■ **RECORDS FOR THE EXERCISE**
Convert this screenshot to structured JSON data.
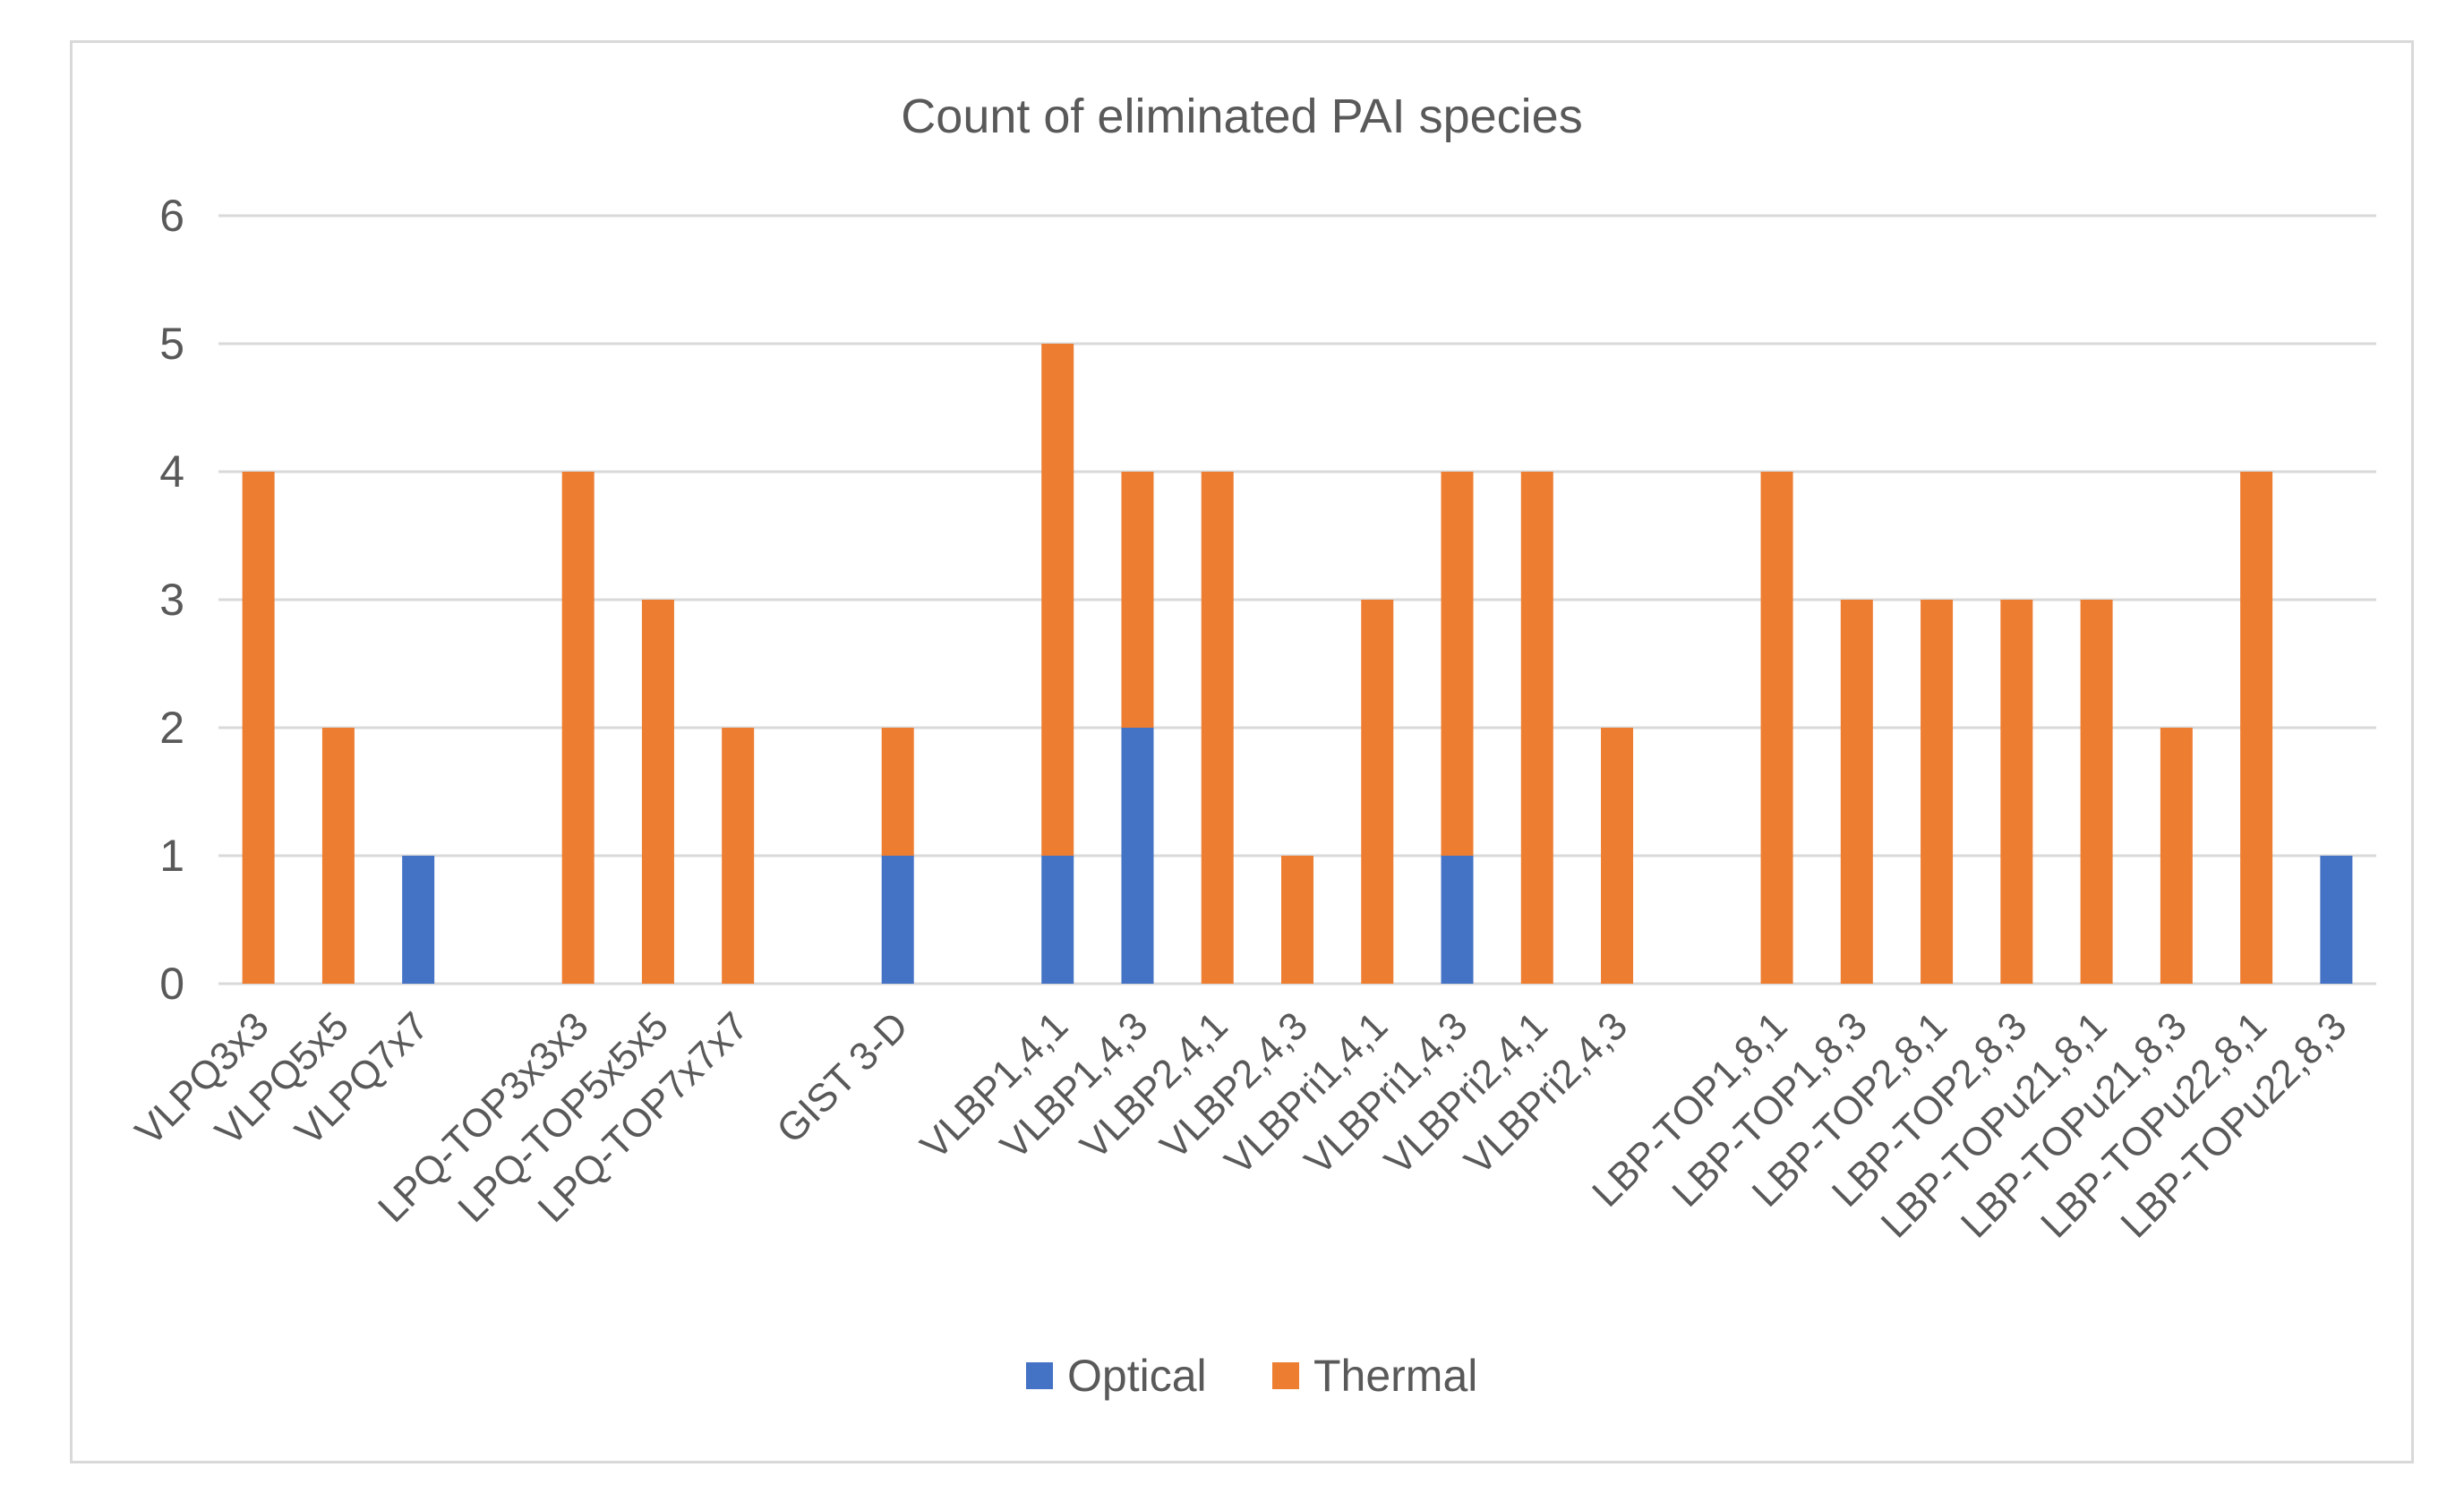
{
  "chart_data": {
    "type": "bar",
    "stacked": true,
    "title": "Count of eliminated PAI species",
    "xlabel": "",
    "ylabel": "",
    "ylim": [
      0,
      6
    ],
    "yticks": [
      0,
      1,
      2,
      3,
      4,
      5,
      6
    ],
    "grid": true,
    "legend_position": "bottom",
    "categories": [
      "VLPQ3x3",
      "VLPQ5x5",
      "VLPQ7x7",
      "",
      "LPQ-TOP3x3x3",
      "LPQ-TOP5x5x5",
      "LPQ-TOP7x7x7",
      "",
      "GIST 3-D",
      "",
      "VLBP1,4,1",
      "VLBP1,4,3",
      "VLBP2,4,1",
      "VLBP2,4,3",
      "VLBPri1,4,1",
      "VLBPri1,4,3",
      "VLBPri2,4,1",
      "VLBPri2,4,3",
      "",
      "LBP-TOP1,8,1",
      "LBP-TOP1,8,3",
      "LBP-TOP2,8,1",
      "LBP-TOP2,8,3",
      "LBP-TOPu21,8,1",
      "LBP-TOPu21,8,3",
      "LBP-TOPu22,8,1",
      "LBP-TOPu22,8,3"
    ],
    "series": [
      {
        "name": "Optical",
        "color": "#4472c4",
        "values": [
          0,
          0,
          1,
          0,
          0,
          0,
          0,
          0,
          1,
          0,
          1,
          2,
          0,
          0,
          0,
          1,
          0,
          0,
          0,
          0,
          0,
          0,
          0,
          0,
          0,
          0,
          1
        ]
      },
      {
        "name": "Thermal",
        "color": "#ed7d31",
        "values": [
          4,
          2,
          0,
          0,
          4,
          3,
          2,
          0,
          1,
          0,
          4,
          2,
          4,
          1,
          3,
          3,
          4,
          2,
          0,
          4,
          3,
          3,
          3,
          3,
          2,
          4,
          0
        ]
      }
    ]
  }
}
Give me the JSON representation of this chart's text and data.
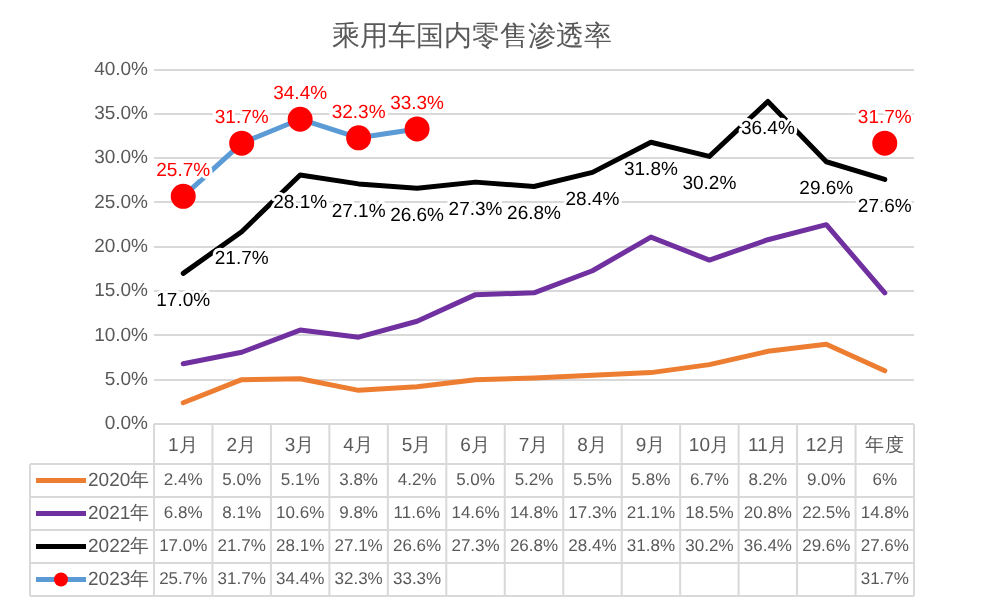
{
  "chart_data": {
    "type": "line",
    "title": "乘用车国内零售渗透率",
    "categories": [
      "1月",
      "2月",
      "3月",
      "4月",
      "5月",
      "6月",
      "7月",
      "8月",
      "9月",
      "10月",
      "11月",
      "12月",
      "年度"
    ],
    "ylim": [
      0,
      40
    ],
    "yticks": [
      {
        "value": 0,
        "label": "0.0%"
      },
      {
        "value": 5,
        "label": "5.0%"
      },
      {
        "value": 10,
        "label": "10.0%"
      },
      {
        "value": 15,
        "label": "15.0%"
      },
      {
        "value": 20,
        "label": "20.0%"
      },
      {
        "value": 25,
        "label": "25.0%"
      },
      {
        "value": 30,
        "label": "30.0%"
      },
      {
        "value": 35,
        "label": "35.0%"
      },
      {
        "value": 40,
        "label": "40.0%"
      }
    ],
    "grid": "y",
    "legend": "bottom",
    "marker": "none",
    "series": [
      {
        "name": "2020年",
        "color": "#ed7d31",
        "values": [
          2.4,
          5.0,
          5.1,
          3.8,
          4.2,
          5.0,
          5.2,
          5.5,
          5.8,
          6.7,
          8.2,
          9.0,
          6
        ],
        "value_labels": [
          "2.4%",
          "5.0%",
          "5.1%",
          "3.8%",
          "4.2%",
          "5.0%",
          "5.2%",
          "5.5%",
          "5.8%",
          "6.7%",
          "8.2%",
          "9.0%",
          "6%"
        ]
      },
      {
        "name": "2021年",
        "color": "#7030a0",
        "values": [
          6.8,
          8.1,
          10.6,
          9.8,
          11.6,
          14.6,
          14.8,
          17.3,
          21.1,
          18.5,
          20.8,
          22.5,
          14.8
        ],
        "value_labels": [
          "6.8%",
          "8.1%",
          "10.6%",
          "9.8%",
          "11.6%",
          "14.6%",
          "14.8%",
          "17.3%",
          "21.1%",
          "18.5%",
          "20.8%",
          "22.5%",
          "14.8%"
        ]
      },
      {
        "name": "2022年",
        "color": "#000000",
        "data_labels": "below",
        "values": [
          17.0,
          21.7,
          28.1,
          27.1,
          26.6,
          27.3,
          26.8,
          28.4,
          31.8,
          30.2,
          36.4,
          29.6,
          27.6
        ],
        "value_labels": [
          "17.0%",
          "21.7%",
          "28.1%",
          "27.1%",
          "26.6%",
          "27.3%",
          "26.8%",
          "28.4%",
          "31.8%",
          "30.2%",
          "36.4%",
          "29.6%",
          "27.6%"
        ]
      },
      {
        "name": "2023年",
        "color": "#5b9bd5",
        "marker": "circle",
        "colors": [
          "#ff0000",
          "#ff0000",
          "#ff0000",
          "#ff0000",
          "#ff0000",
          null,
          null,
          null,
          null,
          null,
          null,
          null,
          "#ff0000"
        ],
        "data_labels": "above",
        "values": [
          25.7,
          31.7,
          34.4,
          32.3,
          33.3,
          null,
          null,
          null,
          null,
          null,
          null,
          null,
          31.7
        ],
        "value_labels": [
          "25.7%",
          "31.7%",
          "34.4%",
          "32.3%",
          "33.3%",
          null,
          null,
          null,
          null,
          null,
          null,
          null,
          "31.7%"
        ]
      }
    ]
  }
}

■ **CHALLENGE**
In the records above, find each line with the word "bottom" and copy it.

■ **REPLY TO THE EXERCISE**
    "legend_position": "bottom",
    "legend": "bottom",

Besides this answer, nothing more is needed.